### GIVEN TASK
Leave out the pictures, then reproduce the rest of the material exactly.

==== DATA FOR THIS EXERCISE ====

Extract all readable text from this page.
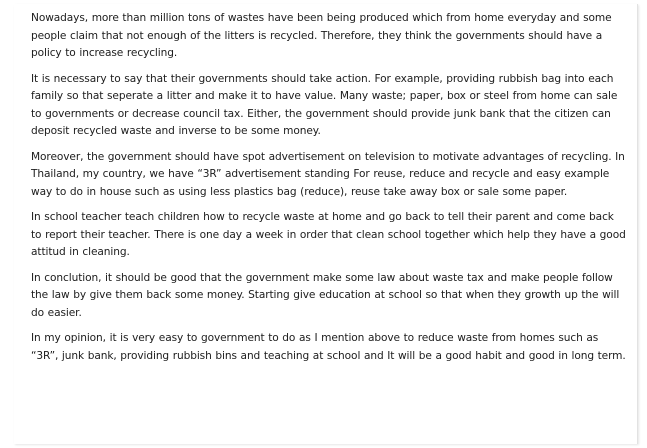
Nowadays, more than million tons of wastes have been being produced which from home everyday and some people claim that not enough of the litters is recycled. Therefore, they think the governments should have a policy to increase recycling.

It is necessary to say that their governments should take action. For example, providing rubbish bag into each family so that seperate a litter and make it to have value. Many waste; paper, box or steel from home can sale to governments or decrease council tax. Either, the government should provide junk bank that the citizen can deposit recycled waste and inverse to be some money.

Moreover, the government should have spot advertisement on television to motivate advantages of recycling. In Thailand, my country, we have “3R” advertisement standing For reuse, reduce and recycle and easy example way to do in house such as using less plastics bag (reduce), reuse take away box or sale some paper.

In school teacher teach children how to recycle waste at home and go back to tell their parent and come back to report their teacher. There is one day a week in order that clean school together which help they have a good attitud in cleaning.

In conclution, it should be good that the government make some law about waste tax and make people follow the law by give them back some money. Starting give education at school so that when they growth up the will do easier.

In my opinion, it is very easy to government to do as I mention above to reduce waste from homes such as “3R”, junk bank, providing rubbish bins and teaching at school and It will be a good habit and good in long term.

====

### OUTPUT OF THE TASK
Extract all readable text from this page.
Nowadays, more than million tons of wastes have been being produced which from home everyday and some people claim that not enough of the litters is recycled. Therefore, they think the governments should have a policy to increase recycling.

It is necessary to say that their governments should take action. For example, providing rubbish bag into each family so that seperate a litter and make it to have value. Many waste; paper, box or steel from home can sale to governments or decrease council tax. Either, the government should provide junk bank that the citizen can deposit recycled waste and inverse to be some money.

Moreover, the government should have spot advertisement on television to motivate advantages of recycling. In Thailand, my country, we have “3R” advertisement standing For reuse, reduce and recycle and easy example way to do in house such as using less plastics bag (reduce), reuse take away box or sale some paper.

In school teacher teach children how to recycle waste at home and go back to tell their parent and come back to report their teacher. There is one day a week in order that clean school together which help they have a good attitud in cleaning.

In conclution, it should be good that the government make some law about waste tax and make people follow the law by give them back some money. Starting give education at school so that when they growth up the will do easier.

In my opinion, it is very easy to government to do as I mention above to reduce waste from homes such as “3R”, junk bank, providing rubbish bins and teaching at school and It will be a good habit and good in long term.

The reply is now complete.